2. military bases are larger than aircraft carriers and can therefore hold more stuff (planes, soldiers, vehicles, fuel, supplies of all sorts)

3. Germany and Italy are unsinkable; in the timeframes we’re considering, Serbia will have the technology to build effective long range anti-ship missiles if it chooses to do so.

The only capability aircraft carriers would give us is the ability to intervene without having a country nearby to base stuff at; in my opinion such a capability is unnecessary for the sorts of wars it would be in Britain’s interest to fight.

The Army asked for 2,500 more troops in the Helmand Province and only received 700.

Clearly we should either commit enough resources to do the job properly, or not do it at all. Though I don’t see why the troops have to be British — aren’t there any Afghans willing to fight for the Karzai government? (If the answer is “no”, it would suggest we’ve backed a loser).

This is is typical example of middle class left wingers treating the Armed Forces with indifference . Callaghan and Healey had an understanding of conflict which the present Labour Party does not and respect for the armed forces.

Do you think Cameron would be any better? His only skills, as far as I can tell, lie in bullshit and spin.

@8: I’ll support a cut in our defence budget, but I’m still defending our involvement in Afghanistan

Like you, I’m in favour of British troops being in Afghanistan, but if Britain is to engage in similar operations in future, it’s going to involve an increase in some parts of the miliaraty budget — the army, particularly the infantry.

9. Cabalamat. I agree Cameron is very reticent on defence . Your right on the army which needs more combat troops , helicopters and armoured vehicles. The Danes have Leopold 2 tanks which are often used against buildings and cause less fatalities to civilians than using aeroplanes but Brown is not prepared to pay for Challenger 2 tanks to be sent to Afghanistan.

A few points.

Nobody is threatening to “nuke” us and they never will. We have alliances with the US and other European countries that means that will not happen. Trident is an expensive anachronism.

Aircraft carriers are only useful in waging war in other parts of the world, not I defending our islands. As a post-colonial power, this is something we should cease to do.

Which brings us to Afghanistan. Since Alexander the Great every invader has lost their war and there is no reason to think we will be any different. The only time the Afghans stop squabbling amongst themselves is when their country is invaded. Then they unite and kick them out and quite right too. The alleged purpose of our current involvement is to confront the Taliban and effect regime change. Why? What business is it of ours? OK the Taliban are unpleasant but are we saying that we are going to try to overturn every unpleasant political regime in the world?

The IPPR report is saying that is not a role we can afford to play and that fact should inform our decisions on defence spending.

With a realignment of priorities, we could have more operationally-useful armed forces on a drastically reduced budget. We spent £35.7bn on defence in 07/08, more than India or Japan. It is forecast to hit £39bn by 09/10, then fall back to £36.7bn in 10/11. Hopefully the fall will continue.

“This war is more objectionable from a moral standpoint than was Iraq”

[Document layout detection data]
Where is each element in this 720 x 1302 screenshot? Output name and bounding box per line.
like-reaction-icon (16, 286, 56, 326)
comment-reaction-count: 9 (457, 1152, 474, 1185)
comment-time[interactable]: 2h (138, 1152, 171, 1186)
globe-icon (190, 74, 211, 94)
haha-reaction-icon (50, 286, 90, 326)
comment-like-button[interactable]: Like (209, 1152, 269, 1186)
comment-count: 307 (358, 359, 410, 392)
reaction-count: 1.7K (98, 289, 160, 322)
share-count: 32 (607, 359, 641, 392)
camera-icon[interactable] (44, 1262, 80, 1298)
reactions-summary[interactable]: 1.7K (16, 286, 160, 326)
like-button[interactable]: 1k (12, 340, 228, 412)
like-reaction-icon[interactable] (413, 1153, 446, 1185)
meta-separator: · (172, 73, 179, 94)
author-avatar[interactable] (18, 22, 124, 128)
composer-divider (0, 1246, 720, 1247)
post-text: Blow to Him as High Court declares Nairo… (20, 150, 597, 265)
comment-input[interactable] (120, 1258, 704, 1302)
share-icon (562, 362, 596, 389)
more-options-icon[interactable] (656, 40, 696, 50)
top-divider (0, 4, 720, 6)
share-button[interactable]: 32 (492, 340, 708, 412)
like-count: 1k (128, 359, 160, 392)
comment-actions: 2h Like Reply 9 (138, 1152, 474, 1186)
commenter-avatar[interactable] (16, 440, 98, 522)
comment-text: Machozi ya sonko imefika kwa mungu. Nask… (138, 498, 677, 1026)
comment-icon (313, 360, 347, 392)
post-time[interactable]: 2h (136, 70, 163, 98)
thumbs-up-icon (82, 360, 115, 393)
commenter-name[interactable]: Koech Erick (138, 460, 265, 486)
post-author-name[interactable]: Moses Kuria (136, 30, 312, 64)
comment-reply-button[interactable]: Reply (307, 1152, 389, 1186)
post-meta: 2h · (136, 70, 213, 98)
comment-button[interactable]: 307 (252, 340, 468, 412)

=== EXERCISE BRIEF ===
According to the passage on defense spending, how many additional troops did the Army request for Helmand Province, and how many did it receive?

=== SOLVED PROBLEM ===
The Army requested 2,500 more troops and received only 700.